• INSTRUCTIONS TO FOLLOW
Update the material below by swapping every "sheet-cell" for "grid-cell" and keeping everything else the same.

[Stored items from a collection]

......

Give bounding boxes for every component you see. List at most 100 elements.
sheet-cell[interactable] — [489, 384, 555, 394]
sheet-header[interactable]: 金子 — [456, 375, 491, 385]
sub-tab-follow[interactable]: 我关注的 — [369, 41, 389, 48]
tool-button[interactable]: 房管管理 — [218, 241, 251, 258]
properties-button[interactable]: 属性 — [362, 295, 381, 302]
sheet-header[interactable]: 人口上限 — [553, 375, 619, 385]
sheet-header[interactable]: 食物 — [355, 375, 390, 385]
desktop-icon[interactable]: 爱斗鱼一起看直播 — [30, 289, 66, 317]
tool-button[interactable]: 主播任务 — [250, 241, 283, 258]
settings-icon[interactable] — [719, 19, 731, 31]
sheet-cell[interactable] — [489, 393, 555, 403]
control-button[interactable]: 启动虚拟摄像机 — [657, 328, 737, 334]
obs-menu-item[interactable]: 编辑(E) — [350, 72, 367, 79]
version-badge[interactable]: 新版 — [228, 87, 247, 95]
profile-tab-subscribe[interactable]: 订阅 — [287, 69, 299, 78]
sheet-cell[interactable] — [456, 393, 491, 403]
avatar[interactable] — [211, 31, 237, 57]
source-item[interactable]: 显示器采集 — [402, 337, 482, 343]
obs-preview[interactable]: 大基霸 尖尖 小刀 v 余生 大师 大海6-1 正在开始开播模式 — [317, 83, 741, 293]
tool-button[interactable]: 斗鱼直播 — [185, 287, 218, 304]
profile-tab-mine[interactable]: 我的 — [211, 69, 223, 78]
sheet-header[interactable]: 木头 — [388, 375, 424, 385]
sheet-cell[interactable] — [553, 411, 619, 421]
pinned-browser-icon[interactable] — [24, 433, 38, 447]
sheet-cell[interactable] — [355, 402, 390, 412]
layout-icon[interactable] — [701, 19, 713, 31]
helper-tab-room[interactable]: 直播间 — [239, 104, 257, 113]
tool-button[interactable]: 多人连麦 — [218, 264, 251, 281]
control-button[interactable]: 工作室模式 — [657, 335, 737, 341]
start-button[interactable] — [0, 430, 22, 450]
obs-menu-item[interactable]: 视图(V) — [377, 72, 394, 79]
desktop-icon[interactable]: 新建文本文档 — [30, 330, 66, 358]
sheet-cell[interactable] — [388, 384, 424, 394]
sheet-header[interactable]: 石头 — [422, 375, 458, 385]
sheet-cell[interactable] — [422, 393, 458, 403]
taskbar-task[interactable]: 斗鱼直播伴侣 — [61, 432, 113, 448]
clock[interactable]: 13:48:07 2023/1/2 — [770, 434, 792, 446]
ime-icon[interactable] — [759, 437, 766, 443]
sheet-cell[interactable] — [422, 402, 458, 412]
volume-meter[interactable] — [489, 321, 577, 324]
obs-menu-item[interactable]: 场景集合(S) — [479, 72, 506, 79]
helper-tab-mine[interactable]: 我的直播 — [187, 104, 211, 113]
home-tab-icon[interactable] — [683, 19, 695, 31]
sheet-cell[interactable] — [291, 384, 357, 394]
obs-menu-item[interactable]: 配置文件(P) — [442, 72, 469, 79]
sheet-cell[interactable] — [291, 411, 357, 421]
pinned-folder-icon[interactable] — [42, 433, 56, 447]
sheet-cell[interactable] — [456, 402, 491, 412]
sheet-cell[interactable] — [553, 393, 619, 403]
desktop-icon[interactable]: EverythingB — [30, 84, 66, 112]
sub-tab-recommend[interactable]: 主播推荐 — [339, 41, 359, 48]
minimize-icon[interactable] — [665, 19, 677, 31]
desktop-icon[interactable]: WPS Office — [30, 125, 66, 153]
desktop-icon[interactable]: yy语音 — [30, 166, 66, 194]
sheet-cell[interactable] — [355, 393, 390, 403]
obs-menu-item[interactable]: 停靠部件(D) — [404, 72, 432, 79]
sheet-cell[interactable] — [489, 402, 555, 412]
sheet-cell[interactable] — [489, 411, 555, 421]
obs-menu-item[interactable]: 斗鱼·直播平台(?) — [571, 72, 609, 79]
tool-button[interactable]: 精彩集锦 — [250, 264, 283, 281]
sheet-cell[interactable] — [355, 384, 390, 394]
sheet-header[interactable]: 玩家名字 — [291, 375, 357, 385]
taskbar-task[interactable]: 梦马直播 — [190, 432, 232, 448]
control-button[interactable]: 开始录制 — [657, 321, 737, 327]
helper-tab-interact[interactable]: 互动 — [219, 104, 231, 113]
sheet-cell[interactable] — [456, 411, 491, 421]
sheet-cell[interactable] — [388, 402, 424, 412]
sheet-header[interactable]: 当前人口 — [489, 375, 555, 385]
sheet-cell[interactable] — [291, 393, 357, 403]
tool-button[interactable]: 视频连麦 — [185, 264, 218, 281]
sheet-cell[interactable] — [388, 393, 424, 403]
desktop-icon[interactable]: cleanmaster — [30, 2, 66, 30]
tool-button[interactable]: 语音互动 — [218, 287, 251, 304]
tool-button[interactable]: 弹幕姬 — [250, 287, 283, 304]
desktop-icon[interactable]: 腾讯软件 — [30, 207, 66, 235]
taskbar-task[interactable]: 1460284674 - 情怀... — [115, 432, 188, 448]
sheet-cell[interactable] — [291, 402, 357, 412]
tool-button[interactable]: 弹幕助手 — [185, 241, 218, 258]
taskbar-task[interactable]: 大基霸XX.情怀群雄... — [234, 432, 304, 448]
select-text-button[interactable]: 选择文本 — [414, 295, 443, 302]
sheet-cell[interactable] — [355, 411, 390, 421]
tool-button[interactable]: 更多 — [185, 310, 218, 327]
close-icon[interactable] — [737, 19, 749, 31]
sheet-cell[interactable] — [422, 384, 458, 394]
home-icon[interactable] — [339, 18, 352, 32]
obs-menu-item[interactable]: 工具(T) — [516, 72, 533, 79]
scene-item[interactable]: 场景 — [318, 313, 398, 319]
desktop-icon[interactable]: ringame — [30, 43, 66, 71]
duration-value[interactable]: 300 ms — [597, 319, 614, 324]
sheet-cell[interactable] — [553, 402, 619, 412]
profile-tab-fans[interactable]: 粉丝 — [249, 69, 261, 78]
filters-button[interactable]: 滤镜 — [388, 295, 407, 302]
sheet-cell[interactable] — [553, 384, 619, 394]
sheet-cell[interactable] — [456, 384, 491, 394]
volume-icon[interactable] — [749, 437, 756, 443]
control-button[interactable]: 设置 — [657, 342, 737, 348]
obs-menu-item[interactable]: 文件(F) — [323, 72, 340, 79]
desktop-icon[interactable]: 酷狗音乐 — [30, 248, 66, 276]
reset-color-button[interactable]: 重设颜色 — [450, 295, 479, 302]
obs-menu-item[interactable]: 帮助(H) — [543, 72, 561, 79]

......

• WRITTEN ANSWER
Give bounding boxes for every component you see. List at most 100 elements.
grid-cell[interactable] — [489, 384, 555, 394]
sheet-header[interactable]: 金子 — [456, 375, 491, 385]
sub-tab-follow[interactable]: 我关注的 — [369, 41, 389, 48]
tool-button[interactable]: 房管管理 — [218, 241, 251, 258]
properties-button[interactable]: 属性 — [362, 295, 381, 302]
sheet-header[interactable]: 人口上限 — [553, 375, 619, 385]
sheet-header[interactable]: 食物 — [355, 375, 390, 385]
desktop-icon[interactable]: 爱斗鱼一起看直播 — [30, 289, 66, 317]
tool-button[interactable]: 主播任务 — [250, 241, 283, 258]
settings-icon[interactable] — [719, 19, 731, 31]
grid-cell[interactable] — [489, 393, 555, 403]
control-button[interactable]: 启动虚拟摄像机 — [657, 328, 737, 334]
obs-menu-item[interactable]: 编辑(E) — [350, 72, 367, 79]
version-badge[interactable]: 新版 — [228, 87, 247, 95]
profile-tab-subscribe[interactable]: 订阅 — [287, 69, 299, 78]
grid-cell[interactable] — [456, 393, 491, 403]
avatar[interactable] — [211, 31, 237, 57]
source-item[interactable]: 显示器采集 — [402, 337, 482, 343]
obs-preview[interactable]: 大基霸 尖尖 小刀 v 余生 大师 大海6-1 正在开始开播模式 — [317, 83, 741, 293]
tool-button[interactable]: 斗鱼直播 — [185, 287, 218, 304]
profile-tab-mine[interactable]: 我的 — [211, 69, 223, 78]
sheet-header[interactable]: 木头 — [388, 375, 424, 385]
grid-cell[interactable] — [553, 411, 619, 421]
pinned-browser-icon[interactable] — [24, 433, 38, 447]
grid-cell[interactable] — [355, 402, 390, 412]
layout-icon[interactable] — [701, 19, 713, 31]
helper-tab-room[interactable]: 直播间 — [239, 104, 257, 113]
tool-button[interactable]: 多人连麦 — [218, 264, 251, 281]
control-button[interactable]: 工作室模式 — [657, 335, 737, 341]
start-button[interactable] — [0, 430, 22, 450]
obs-menu-item[interactable]: 视图(V) — [377, 72, 394, 79]
desktop-icon[interactable]: 新建文本文档 — [30, 330, 66, 358]
grid-cell[interactable] — [388, 384, 424, 394]
sheet-header[interactable]: 石头 — [422, 375, 458, 385]
grid-cell[interactable] — [422, 393, 458, 403]
taskbar-task[interactable]: 斗鱼直播伴侣 — [61, 432, 113, 448]
clock[interactable]: 13:48:07 2023/1/2 — [770, 434, 792, 446]
ime-icon[interactable] — [759, 437, 766, 443]
grid-cell[interactable] — [422, 402, 458, 412]
volume-meter[interactable] — [489, 321, 577, 324]
obs-menu-item[interactable]: 场景集合(S) — [479, 72, 506, 79]
helper-tab-mine[interactable]: 我的直播 — [187, 104, 211, 113]
home-tab-icon[interactable] — [683, 19, 695, 31]
grid-cell[interactable] — [291, 384, 357, 394]
obs-menu-item[interactable]: 配置文件(P) — [442, 72, 469, 79]
grid-cell[interactable] — [291, 411, 357, 421]
pinned-folder-icon[interactable] — [42, 433, 56, 447]
grid-cell[interactable] — [456, 402, 491, 412]
grid-cell[interactable] — [553, 393, 619, 403]
desktop-icon[interactable]: EverythingB — [30, 84, 66, 112]
sub-tab-recommend[interactable]: 主播推荐 — [339, 41, 359, 48]
minimize-icon[interactable] — [665, 19, 677, 31]
desktop-icon[interactable]: WPS Office — [30, 125, 66, 153]
desktop-icon[interactable]: yy语音 — [30, 166, 66, 194]
grid-cell[interactable] — [355, 393, 390, 403]
obs-menu-item[interactable]: 停靠部件(D) — [404, 72, 432, 79]
grid-cell[interactable] — [489, 402, 555, 412]
grid-cell[interactable] — [489, 411, 555, 421]
obs-menu-item[interactable]: 斗鱼·直播平台(?) — [571, 72, 609, 79]
tool-button[interactable]: 精彩集锦 — [250, 264, 283, 281]
grid-cell[interactable] — [355, 384, 390, 394]
sheet-header[interactable]: 玩家名字 — [291, 375, 357, 385]
taskbar-task[interactable]: 梦马直播 — [190, 432, 232, 448]
control-button[interactable]: 开始录制 — [657, 321, 737, 327]
helper-tab-interact[interactable]: 互动 — [219, 104, 231, 113]
grid-cell[interactable] — [456, 411, 491, 421]
grid-cell[interactable] — [388, 402, 424, 412]
sheet-header[interactable]: 当前人口 — [489, 375, 555, 385]
grid-cell[interactable] — [291, 393, 357, 403]
tool-button[interactable]: 视频连麦 — [185, 264, 218, 281]
grid-cell[interactable] — [388, 393, 424, 403]
desktop-icon[interactable]: cleanmaster — [30, 2, 66, 30]
tool-button[interactable]: 语音互动 — [218, 287, 251, 304]
tool-button[interactable]: 弹幕姬 — [250, 287, 283, 304]
desktop-icon[interactable]: 腾讯软件 — [30, 207, 66, 235]
taskbar-task[interactable]: 1460284674 - 情怀... — [115, 432, 188, 448]
grid-cell[interactable] — [291, 402, 357, 412]
tool-button[interactable]: 弹幕助手 — [185, 241, 218, 258]
taskbar-task[interactable]: 大基霸XX.情怀群雄... — [234, 432, 304, 448]
select-text-button[interactable]: 选择文本 — [414, 295, 443, 302]
grid-cell[interactable] — [355, 411, 390, 421]
tool-button[interactable]: 更多 — [185, 310, 218, 327]
close-icon[interactable] — [737, 19, 749, 31]
grid-cell[interactable] — [422, 384, 458, 394]
home-icon[interactable] — [339, 18, 352, 32]
obs-menu-item[interactable]: 工具(T) — [516, 72, 533, 79]
scene-item[interactable]: 场景 — [318, 313, 398, 319]
desktop-icon[interactable]: ringame — [30, 43, 66, 71]
duration-value[interactable]: 300 ms — [597, 319, 614, 324]
grid-cell[interactable] — [553, 402, 619, 412]
profile-tab-fans[interactable]: 粉丝 — [249, 69, 261, 78]
filters-button[interactable]: 滤镜 — [388, 295, 407, 302]
grid-cell[interactable] — [553, 384, 619, 394]
grid-cell[interactable] — [456, 384, 491, 394]
volume-icon[interactable] — [749, 437, 756, 443]
control-button[interactable]: 设置 — [657, 342, 737, 348]
obs-menu-item[interactable]: 文件(F) — [323, 72, 340, 79]
desktop-icon[interactable]: 酷狗音乐 — [30, 248, 66, 276]
reset-color-button[interactable]: 重设颜色 — [450, 295, 479, 302]
obs-menu-item[interactable]: 帮助(H) — [543, 72, 561, 79]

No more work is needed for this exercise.